## EXTRAIT CHOISI
▬▬▬▬▬▬
Les candidats vaccins les plus prometteurs sont par exemple le candidat vaccin PfSZP de la firme de biotechnologie Sanaria aux USA. Il s’agit de sporozoïtes irradiés donc une approche utilisant le parasite entier atténué, a-t-il dit, assurant que PfSPZ a montré des résultats encourageant en phase 1 et 2 et un essai de phase 3 avait été annoncé pour 2021 en Guinée Équatoriale.
Toujours dans l’objectif de développer un vaccin ayant un niveau de protection proche de 100%, il y’a une initiative soutenue par l’OMS et le Fond Mondial pour l’utilisation de la "technique de l’ARN messager" pour le développement de vaccins contre le paludisme à l’image de ce qui a été fait avec succès pour le développement des vaccins contre la Covid-19, a-t-il noté.
Dans la lutte contre les moustiques vecteurs de la maladie "nous avons plusieurs études visant à introduire des moustiques irradiés ou transgéniques pour l’élimination des vecteurs naturels dans l’environnement", a fait savoir le chercheur burkinabè pour qui, dans ce domaine aussi des résultats encourageants ont été rapportés et notamment pour le contrôle du vecteur principal de Dengue (Aedes aegypti) en Asie et en Amérique Latine.
Enfin, plusieurs initiatives soutenues par l’OMS et d’autres organismes internationaux de philanthropie se sont engagés financièrement à soutenir la recherche de nouveaux outils et font un plaidoyer auprès des pays riches pour une augmentation des fonds alloués au contrôle du paludisme.
"Si toutes ces initiatives en cours aboutissent, l’espoir est permis quant à l’atteinte de l’objectif d’éliminer le paludisme dans la majorité des pays endémiques d’ici 2030", a estimé Tinto.
Vers un monde sans paludisme
Selon l’organisation mondiale de la santé (OMS), plus d'un million d'enfants au Ghana, au Kenya et au Malawi ont désormais reçu une ou plusieurs doses du premier vaccin antipaludique au monde, grâce à un programme pilote coordonné par ses services.
Plus de 155 millions de dollars US ont été obtenus de Gavi, l'Alliance du vaccin, pour soutenir l'introduction, l'achat et la livraison du vaccin antipaludique pour les pays éligibles à Gavi en Afrique subsaharienne.
"Les conseils de l'OMS sont à la disposition des pays lorsqu'ils examinent l'opportunité et la manière d'adopter le RTS,S comme outil supplémentaire pour réduire les maladies infantiles et les décès dus au paludisme", indique un communiqué de l’OMS.
▬▬▬▬▬▬
## CONSIGNE
Rédigez la suite de l'extrait sur la lutte contre le paludisme, en partant de sa dernière phrase. Les lignes placées plus bas ne servent pas à ce travail.
▬▬▬▬▬▬
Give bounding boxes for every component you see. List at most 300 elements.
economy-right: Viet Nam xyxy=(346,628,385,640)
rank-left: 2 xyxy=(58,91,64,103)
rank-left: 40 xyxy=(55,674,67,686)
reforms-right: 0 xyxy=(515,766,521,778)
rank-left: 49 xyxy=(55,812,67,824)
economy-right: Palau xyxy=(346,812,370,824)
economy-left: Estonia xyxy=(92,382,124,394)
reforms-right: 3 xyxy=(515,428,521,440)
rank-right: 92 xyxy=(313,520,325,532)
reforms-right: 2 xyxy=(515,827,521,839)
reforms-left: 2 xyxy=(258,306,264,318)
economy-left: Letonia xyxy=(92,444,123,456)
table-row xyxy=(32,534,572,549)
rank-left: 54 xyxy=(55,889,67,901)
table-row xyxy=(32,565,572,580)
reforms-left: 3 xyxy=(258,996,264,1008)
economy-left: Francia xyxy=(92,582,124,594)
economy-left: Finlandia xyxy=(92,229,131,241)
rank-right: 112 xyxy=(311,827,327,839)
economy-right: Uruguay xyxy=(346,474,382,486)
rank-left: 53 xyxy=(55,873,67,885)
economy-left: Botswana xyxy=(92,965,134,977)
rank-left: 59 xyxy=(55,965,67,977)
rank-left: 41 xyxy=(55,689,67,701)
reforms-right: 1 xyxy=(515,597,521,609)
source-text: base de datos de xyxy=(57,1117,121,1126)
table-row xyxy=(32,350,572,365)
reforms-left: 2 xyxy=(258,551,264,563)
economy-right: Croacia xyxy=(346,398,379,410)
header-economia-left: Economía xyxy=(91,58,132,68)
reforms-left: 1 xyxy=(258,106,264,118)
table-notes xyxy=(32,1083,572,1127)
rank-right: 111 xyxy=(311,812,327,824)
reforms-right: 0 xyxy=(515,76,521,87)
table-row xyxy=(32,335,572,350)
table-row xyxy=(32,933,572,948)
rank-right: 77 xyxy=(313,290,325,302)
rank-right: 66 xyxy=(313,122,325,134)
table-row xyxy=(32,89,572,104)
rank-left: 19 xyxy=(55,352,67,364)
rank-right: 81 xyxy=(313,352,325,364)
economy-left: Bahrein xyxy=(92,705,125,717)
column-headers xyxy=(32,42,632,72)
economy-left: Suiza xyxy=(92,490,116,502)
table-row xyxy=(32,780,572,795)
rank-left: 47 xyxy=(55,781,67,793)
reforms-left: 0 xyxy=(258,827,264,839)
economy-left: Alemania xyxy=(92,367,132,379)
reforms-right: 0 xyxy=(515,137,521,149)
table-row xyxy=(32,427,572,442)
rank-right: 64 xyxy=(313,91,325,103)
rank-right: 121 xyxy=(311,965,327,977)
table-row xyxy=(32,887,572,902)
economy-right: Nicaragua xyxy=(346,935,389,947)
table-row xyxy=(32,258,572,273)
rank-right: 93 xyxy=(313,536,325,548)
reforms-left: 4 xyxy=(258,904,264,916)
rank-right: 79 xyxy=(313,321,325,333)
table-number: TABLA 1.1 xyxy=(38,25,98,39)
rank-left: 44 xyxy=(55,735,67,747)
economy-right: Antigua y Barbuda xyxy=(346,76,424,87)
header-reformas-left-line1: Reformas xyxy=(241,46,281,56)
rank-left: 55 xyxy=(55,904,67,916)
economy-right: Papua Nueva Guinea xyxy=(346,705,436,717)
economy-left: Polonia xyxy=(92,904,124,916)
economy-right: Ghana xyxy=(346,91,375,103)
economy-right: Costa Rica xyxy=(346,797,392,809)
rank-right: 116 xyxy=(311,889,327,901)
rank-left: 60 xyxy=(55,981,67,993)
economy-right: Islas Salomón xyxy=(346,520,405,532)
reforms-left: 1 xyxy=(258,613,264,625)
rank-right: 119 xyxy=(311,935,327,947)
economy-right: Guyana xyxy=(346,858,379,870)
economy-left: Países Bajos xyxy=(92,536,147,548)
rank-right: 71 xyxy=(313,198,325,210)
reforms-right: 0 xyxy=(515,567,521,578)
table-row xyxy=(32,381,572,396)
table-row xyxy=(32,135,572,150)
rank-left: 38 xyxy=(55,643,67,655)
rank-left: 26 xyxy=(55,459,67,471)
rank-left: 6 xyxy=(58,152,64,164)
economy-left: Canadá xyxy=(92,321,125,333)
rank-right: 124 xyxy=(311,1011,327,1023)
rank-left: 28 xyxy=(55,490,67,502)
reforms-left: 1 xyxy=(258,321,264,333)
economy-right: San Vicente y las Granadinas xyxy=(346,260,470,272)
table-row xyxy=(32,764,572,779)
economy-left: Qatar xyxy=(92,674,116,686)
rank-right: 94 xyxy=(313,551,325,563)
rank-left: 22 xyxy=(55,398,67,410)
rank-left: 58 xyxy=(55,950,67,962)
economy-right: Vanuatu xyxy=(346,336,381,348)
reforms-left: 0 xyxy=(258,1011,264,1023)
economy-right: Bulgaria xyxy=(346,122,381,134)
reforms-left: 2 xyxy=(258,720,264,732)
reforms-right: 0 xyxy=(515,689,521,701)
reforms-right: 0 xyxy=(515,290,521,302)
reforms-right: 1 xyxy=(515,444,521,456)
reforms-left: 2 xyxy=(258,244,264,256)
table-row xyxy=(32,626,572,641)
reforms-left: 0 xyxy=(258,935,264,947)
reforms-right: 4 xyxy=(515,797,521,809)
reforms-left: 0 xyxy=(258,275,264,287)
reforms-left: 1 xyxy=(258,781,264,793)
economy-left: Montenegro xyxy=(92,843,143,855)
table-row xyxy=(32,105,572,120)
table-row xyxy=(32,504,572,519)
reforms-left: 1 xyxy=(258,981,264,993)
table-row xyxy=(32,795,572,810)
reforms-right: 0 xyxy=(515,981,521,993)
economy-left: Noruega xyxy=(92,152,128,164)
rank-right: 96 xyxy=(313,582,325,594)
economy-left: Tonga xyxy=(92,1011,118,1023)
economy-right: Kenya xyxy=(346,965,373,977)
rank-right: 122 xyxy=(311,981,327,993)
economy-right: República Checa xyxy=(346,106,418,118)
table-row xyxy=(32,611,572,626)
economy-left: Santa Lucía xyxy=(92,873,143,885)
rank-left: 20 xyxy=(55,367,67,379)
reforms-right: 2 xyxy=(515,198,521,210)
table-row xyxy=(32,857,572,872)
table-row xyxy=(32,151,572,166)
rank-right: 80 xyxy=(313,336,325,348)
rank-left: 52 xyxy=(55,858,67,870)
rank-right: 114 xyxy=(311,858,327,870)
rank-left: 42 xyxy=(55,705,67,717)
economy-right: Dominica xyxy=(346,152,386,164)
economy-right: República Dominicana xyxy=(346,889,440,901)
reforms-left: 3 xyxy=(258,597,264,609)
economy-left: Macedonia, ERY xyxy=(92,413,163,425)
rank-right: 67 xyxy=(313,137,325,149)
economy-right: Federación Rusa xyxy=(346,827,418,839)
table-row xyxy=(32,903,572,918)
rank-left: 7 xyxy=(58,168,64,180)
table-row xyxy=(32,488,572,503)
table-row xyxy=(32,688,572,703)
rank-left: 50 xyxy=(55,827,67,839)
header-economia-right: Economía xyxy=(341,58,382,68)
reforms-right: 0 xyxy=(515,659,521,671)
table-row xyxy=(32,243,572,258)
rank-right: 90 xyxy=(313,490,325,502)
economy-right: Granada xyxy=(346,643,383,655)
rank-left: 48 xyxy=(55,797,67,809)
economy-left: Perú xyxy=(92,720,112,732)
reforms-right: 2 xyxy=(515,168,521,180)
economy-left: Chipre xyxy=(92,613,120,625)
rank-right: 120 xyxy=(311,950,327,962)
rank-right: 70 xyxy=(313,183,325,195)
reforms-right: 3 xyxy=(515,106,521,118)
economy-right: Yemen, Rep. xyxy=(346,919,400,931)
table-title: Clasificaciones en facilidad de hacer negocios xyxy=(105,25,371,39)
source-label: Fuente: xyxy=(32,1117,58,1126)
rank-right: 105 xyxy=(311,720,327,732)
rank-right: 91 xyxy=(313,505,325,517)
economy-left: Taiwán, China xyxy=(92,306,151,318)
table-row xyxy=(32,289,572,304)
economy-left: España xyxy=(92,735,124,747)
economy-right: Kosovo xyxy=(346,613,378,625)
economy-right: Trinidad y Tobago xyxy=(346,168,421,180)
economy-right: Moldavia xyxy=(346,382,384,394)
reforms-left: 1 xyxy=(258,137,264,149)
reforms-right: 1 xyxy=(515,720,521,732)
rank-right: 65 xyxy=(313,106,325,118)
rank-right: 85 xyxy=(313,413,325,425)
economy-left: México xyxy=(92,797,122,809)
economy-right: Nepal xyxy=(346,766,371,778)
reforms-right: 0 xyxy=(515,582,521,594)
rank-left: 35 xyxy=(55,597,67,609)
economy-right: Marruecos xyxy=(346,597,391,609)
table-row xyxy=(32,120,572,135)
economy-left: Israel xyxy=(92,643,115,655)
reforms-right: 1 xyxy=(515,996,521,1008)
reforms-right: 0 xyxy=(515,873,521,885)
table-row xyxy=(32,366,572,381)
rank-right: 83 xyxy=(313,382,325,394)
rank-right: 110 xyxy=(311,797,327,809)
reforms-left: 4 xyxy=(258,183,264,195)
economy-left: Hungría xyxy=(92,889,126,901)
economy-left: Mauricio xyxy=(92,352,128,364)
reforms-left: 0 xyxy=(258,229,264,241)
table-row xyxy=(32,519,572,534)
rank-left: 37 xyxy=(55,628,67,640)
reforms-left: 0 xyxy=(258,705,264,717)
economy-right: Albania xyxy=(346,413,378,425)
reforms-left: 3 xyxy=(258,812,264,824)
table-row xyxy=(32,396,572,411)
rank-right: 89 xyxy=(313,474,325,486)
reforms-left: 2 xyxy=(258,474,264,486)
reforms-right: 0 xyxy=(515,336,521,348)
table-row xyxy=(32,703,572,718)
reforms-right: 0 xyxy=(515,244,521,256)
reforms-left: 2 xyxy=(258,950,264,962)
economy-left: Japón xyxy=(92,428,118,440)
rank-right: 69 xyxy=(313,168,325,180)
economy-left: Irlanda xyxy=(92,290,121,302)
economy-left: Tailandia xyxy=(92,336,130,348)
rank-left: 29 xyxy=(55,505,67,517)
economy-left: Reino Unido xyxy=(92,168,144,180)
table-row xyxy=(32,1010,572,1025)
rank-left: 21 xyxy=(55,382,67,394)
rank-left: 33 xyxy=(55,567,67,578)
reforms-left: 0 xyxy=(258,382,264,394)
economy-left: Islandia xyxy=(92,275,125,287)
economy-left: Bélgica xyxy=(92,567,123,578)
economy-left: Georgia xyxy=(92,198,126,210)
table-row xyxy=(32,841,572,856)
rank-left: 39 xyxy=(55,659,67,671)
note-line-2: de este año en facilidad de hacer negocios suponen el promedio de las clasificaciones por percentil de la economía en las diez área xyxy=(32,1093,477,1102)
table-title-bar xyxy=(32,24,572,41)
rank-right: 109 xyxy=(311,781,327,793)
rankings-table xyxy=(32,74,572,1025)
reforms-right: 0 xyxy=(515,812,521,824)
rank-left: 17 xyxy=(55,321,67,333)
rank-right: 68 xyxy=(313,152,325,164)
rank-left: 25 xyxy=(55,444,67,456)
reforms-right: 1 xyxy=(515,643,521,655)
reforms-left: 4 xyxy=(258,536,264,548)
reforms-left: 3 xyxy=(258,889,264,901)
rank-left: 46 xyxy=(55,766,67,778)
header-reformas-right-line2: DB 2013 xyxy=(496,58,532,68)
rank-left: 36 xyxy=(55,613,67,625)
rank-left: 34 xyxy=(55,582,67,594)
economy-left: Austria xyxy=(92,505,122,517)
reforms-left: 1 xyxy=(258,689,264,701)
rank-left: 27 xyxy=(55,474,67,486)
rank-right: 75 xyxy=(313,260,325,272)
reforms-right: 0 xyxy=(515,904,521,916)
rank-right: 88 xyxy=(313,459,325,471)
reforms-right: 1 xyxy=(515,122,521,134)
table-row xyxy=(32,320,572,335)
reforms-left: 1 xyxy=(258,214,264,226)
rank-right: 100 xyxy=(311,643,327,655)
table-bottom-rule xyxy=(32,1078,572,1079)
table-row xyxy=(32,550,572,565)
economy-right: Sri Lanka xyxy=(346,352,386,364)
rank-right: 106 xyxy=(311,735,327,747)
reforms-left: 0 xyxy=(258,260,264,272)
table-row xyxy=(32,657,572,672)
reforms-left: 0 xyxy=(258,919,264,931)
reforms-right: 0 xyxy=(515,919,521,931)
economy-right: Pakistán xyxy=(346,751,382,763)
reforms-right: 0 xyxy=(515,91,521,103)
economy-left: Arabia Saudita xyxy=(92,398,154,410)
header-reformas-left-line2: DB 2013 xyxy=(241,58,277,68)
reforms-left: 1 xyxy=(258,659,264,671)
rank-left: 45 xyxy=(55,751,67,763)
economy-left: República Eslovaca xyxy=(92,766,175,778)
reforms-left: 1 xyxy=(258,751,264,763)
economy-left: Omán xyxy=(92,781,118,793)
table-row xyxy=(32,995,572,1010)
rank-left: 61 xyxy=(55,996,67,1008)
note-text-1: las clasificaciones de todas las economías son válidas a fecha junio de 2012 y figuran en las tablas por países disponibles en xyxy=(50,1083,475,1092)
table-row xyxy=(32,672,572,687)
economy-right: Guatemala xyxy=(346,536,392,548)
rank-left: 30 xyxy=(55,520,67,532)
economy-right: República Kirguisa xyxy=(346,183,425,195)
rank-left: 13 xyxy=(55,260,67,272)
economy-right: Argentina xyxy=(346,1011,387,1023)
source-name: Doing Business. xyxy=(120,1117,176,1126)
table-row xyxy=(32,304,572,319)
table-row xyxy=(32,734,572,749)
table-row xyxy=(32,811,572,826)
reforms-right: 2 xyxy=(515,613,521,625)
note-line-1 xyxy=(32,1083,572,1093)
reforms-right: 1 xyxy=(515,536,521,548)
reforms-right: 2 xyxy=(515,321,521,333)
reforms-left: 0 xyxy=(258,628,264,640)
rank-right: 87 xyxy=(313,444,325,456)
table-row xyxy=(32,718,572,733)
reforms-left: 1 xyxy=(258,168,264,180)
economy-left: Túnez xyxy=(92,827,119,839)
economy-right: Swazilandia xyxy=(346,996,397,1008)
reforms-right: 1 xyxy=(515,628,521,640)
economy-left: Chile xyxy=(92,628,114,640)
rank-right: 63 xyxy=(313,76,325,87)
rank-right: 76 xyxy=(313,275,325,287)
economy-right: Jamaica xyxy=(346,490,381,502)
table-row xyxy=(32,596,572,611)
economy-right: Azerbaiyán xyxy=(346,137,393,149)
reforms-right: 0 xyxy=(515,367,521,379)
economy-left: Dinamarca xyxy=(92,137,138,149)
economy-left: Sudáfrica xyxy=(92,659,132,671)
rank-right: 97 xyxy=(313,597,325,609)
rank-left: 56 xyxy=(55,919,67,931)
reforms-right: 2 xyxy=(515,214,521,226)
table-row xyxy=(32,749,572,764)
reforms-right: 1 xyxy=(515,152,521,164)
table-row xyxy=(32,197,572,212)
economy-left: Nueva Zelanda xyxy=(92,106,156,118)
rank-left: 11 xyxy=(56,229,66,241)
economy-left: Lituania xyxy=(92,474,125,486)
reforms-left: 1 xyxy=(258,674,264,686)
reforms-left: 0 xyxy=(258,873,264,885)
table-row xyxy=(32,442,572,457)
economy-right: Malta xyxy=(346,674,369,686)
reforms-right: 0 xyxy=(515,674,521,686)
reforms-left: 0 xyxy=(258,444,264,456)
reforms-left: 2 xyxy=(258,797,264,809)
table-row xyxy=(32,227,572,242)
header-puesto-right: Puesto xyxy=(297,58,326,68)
▬▬▬▬▬▬
## RÉSULTAT DE L'EXERCICE
"En tant que chercheur sur le paludisme, au début de ma carrière, je rêvais du jour où nous aurions un vaccin efficace contre cette maladie dévastatrice", a déclaré le Dr TedrosAdhanomGhebreyesus, directeur général de l'OMS.
"Ce vaccin n'est pas seulement une percée scientifique, il change la vie de familles à travers l'Afrique. Il démontre le pouvoir de la science et de l'innovation pour la santé. Malgré tout, il est urgent de développer des outils plus nombreux et de meilleure qualité pour sauver des vies et faire avancer les choses. Vers un monde sans paludisme", a-t-il dit.
Dans la même lancée, "CS4ME" la plateforme mondiale des organisations de la société civile engagées pour l’élimination du paludisme, souligne que "chaque minute, un enfant de moins de cinq ans meurt du paludisme. Nous avons le pouvoir de changer cela. Agissons maintenant !"
"Nous saluons cette avancée significative mais sommes déçus par la faible efficacité du vaccin, par son coût élevé et par les défis que soulèvent sa disponibilité et sa distribution", a lancé la plateforme dans un communiqué publié à l’occasion de la journée mondiale de lutte contre le paludisme.
"Nous demandons un investissement urgent pour accélérer la recherche et le développement, afin que nos enfants et nos communautés aient accès à un vaccin au coût abordable et disponible et dont l'efficacité serait d'au moins 80 % pour tous les enfants à risque", a-t-elle souhaité.